_SUPPLIED MATERIAL_

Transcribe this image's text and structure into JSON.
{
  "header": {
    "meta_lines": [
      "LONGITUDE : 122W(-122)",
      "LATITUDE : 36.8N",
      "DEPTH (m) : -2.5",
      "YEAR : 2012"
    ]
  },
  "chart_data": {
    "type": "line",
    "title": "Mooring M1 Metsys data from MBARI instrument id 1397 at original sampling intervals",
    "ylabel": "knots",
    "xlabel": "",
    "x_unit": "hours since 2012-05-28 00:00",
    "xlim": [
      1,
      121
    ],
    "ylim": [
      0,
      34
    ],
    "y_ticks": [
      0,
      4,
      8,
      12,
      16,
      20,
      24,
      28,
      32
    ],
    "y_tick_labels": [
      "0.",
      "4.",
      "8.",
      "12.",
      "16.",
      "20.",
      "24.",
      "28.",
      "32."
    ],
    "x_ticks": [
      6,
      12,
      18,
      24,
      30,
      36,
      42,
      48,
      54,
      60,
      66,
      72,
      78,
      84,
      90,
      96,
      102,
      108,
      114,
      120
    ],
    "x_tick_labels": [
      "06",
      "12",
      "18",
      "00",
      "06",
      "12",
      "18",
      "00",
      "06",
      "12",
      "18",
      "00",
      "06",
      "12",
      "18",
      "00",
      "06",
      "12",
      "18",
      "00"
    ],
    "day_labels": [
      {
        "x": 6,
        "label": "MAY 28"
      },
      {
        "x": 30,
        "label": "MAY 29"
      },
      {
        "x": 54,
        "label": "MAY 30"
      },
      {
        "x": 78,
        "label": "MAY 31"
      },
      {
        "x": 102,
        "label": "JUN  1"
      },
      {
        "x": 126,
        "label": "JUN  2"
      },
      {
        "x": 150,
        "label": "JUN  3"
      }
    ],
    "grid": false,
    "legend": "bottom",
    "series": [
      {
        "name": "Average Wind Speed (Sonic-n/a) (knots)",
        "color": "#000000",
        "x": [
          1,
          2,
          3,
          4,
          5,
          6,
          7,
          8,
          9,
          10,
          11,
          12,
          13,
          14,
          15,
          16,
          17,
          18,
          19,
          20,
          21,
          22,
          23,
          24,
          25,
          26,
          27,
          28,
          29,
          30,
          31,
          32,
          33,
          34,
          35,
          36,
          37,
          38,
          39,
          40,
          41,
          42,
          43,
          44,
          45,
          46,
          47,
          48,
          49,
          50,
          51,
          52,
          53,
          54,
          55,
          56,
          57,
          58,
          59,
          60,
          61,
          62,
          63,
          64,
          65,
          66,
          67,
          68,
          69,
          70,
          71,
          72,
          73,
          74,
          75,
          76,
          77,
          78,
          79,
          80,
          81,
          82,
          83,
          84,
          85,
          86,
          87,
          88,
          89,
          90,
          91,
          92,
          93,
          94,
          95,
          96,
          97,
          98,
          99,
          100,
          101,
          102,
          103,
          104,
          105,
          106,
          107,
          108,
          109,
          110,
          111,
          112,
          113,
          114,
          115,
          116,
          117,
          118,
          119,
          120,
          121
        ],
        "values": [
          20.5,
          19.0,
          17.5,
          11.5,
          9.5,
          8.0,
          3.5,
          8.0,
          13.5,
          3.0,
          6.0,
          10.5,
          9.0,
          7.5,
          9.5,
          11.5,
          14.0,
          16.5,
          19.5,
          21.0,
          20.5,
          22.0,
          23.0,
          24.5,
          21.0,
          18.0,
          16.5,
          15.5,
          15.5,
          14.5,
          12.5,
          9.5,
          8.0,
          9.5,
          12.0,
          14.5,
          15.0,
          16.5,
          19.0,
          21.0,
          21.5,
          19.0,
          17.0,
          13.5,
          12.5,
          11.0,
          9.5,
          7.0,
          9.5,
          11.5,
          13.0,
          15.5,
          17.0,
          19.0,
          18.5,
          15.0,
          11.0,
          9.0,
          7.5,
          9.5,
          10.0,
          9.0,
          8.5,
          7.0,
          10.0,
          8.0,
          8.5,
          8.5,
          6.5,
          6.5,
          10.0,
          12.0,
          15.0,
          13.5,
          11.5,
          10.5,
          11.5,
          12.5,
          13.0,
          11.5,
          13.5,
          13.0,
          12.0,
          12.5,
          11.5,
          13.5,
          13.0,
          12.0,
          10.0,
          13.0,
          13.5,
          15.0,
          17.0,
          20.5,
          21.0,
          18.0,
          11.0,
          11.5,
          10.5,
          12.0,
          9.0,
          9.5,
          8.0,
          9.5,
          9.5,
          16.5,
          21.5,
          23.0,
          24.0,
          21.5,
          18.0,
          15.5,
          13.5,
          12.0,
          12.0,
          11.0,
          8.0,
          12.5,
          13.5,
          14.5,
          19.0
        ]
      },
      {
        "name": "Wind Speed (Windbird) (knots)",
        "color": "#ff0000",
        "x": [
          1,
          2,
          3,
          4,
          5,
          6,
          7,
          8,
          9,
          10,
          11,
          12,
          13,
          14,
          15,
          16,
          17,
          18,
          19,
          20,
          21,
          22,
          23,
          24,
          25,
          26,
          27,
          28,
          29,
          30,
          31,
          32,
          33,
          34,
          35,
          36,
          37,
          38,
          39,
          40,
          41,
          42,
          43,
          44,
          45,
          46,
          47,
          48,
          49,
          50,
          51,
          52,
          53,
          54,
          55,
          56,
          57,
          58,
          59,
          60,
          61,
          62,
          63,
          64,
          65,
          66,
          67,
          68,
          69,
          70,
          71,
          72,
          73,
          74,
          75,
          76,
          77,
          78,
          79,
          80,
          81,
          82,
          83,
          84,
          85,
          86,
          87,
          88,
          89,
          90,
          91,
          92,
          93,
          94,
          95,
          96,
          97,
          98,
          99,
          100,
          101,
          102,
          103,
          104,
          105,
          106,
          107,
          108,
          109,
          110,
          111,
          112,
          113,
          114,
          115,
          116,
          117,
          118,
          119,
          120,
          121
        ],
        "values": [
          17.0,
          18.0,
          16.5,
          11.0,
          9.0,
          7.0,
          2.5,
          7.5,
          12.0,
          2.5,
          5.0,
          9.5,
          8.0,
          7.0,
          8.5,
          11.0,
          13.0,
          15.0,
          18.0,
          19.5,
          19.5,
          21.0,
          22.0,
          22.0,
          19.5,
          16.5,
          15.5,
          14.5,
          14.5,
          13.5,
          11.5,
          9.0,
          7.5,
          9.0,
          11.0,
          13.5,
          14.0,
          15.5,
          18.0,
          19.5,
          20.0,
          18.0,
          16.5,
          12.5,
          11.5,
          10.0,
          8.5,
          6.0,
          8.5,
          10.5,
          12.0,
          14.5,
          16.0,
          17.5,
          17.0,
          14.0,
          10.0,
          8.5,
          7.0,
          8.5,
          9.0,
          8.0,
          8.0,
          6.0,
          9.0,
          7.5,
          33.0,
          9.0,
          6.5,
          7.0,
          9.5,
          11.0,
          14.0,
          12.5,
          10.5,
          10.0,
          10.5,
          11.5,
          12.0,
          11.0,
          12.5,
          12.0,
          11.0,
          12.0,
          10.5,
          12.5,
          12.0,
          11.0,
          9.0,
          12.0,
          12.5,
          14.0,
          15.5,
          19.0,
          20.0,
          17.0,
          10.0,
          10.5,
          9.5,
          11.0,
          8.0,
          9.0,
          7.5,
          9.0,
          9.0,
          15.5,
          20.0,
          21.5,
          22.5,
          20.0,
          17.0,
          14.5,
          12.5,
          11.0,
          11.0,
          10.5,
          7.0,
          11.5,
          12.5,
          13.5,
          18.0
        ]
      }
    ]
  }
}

_OBJECTIVE_
Pick out each line above that includes "knots" and show it.

_WRITTEN ANSWER_
    "ylabel": "knots",
        "name": "Average Wind Speed (Sonic-n/a) (knots)",
        "name": "Wind Speed (Windbird) (knots)",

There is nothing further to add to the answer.